→ **Provided information**:
┌──

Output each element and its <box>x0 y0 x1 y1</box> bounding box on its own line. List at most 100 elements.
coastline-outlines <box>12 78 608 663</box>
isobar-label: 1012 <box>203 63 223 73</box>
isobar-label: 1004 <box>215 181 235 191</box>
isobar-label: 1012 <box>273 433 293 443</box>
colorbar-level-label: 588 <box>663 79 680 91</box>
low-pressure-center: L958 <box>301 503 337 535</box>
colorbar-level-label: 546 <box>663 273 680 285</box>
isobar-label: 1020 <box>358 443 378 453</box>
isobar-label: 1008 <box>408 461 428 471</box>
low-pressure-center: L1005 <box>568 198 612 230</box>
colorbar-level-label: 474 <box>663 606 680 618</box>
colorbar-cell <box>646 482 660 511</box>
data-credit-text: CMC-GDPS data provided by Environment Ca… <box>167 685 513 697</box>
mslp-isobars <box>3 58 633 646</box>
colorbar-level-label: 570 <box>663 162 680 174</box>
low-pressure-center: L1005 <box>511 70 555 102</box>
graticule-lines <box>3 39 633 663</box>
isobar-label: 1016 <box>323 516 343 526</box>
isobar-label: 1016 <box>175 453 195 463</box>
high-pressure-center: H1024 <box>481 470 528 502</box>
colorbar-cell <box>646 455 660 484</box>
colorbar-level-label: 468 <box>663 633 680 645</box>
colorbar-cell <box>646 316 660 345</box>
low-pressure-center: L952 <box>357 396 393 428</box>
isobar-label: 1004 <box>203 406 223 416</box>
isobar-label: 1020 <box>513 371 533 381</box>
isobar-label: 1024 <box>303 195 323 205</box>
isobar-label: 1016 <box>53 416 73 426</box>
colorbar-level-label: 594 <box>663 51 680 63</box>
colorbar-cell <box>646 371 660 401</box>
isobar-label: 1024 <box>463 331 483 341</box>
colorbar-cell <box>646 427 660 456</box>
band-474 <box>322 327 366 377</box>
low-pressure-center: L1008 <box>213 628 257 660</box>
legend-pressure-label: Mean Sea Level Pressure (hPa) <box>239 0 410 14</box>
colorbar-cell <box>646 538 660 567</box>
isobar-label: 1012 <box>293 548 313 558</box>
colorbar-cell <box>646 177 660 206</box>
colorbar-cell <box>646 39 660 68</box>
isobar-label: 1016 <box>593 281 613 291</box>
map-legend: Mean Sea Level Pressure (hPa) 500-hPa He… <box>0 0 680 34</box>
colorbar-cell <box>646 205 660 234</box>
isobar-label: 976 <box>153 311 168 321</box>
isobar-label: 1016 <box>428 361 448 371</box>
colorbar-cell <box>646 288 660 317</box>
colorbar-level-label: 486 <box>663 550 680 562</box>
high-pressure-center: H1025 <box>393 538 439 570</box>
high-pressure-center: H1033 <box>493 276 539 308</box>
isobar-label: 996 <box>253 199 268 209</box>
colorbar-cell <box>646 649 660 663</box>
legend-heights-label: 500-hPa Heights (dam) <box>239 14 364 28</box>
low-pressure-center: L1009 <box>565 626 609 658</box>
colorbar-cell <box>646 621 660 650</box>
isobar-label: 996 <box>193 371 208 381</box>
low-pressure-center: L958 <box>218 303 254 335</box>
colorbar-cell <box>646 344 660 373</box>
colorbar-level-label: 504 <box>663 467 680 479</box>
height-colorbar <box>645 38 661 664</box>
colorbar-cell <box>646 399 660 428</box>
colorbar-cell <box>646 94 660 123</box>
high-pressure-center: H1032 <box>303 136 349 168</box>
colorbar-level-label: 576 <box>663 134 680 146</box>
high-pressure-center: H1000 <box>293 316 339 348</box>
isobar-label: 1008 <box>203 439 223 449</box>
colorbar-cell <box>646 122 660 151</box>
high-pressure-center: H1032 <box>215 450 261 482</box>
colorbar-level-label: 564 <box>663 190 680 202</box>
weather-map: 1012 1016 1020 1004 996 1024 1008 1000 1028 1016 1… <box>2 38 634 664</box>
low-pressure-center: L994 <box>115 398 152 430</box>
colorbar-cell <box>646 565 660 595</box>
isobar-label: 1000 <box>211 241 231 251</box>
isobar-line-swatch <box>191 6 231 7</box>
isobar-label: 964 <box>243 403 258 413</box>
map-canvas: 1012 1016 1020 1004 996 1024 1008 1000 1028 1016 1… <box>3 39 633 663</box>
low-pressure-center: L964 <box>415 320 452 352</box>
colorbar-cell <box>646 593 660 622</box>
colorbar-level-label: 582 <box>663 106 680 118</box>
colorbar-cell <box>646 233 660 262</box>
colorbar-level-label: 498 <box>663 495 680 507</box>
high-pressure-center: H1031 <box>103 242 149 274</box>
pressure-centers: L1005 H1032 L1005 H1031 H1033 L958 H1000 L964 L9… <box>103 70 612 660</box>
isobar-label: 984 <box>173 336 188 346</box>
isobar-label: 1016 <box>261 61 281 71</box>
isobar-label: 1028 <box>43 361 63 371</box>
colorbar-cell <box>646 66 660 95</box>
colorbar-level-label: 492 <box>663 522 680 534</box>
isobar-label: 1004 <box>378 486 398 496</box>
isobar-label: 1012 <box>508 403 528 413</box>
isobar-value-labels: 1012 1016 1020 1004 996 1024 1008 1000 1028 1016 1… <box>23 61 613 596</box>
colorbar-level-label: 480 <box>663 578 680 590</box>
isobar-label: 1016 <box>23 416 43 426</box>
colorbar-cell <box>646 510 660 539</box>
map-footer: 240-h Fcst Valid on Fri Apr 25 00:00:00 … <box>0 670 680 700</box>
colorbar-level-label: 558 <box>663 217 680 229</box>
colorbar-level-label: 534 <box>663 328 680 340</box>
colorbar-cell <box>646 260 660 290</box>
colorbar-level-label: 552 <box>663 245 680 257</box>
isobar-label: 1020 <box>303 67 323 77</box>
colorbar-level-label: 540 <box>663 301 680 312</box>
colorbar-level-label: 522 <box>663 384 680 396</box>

└──

→ **What the exercise asks**:
Pull out every line above that contains the word "high" and list those lines in the order they appear.

→ **Result of this exercise**:
high-pressure-center: H1024 <box>481 470 528 502</box>
high-pressure-center: H1025 <box>393 538 439 570</box>
high-pressure-center: H1033 <box>493 276 539 308</box>
high-pressure-center: H1032 <box>303 136 349 168</box>
high-pressure-center: H1000 <box>293 316 339 348</box>
high-pressure-center: H1032 <box>215 450 261 482</box>
high-pressure-center: H1031 <box>103 242 149 274</box>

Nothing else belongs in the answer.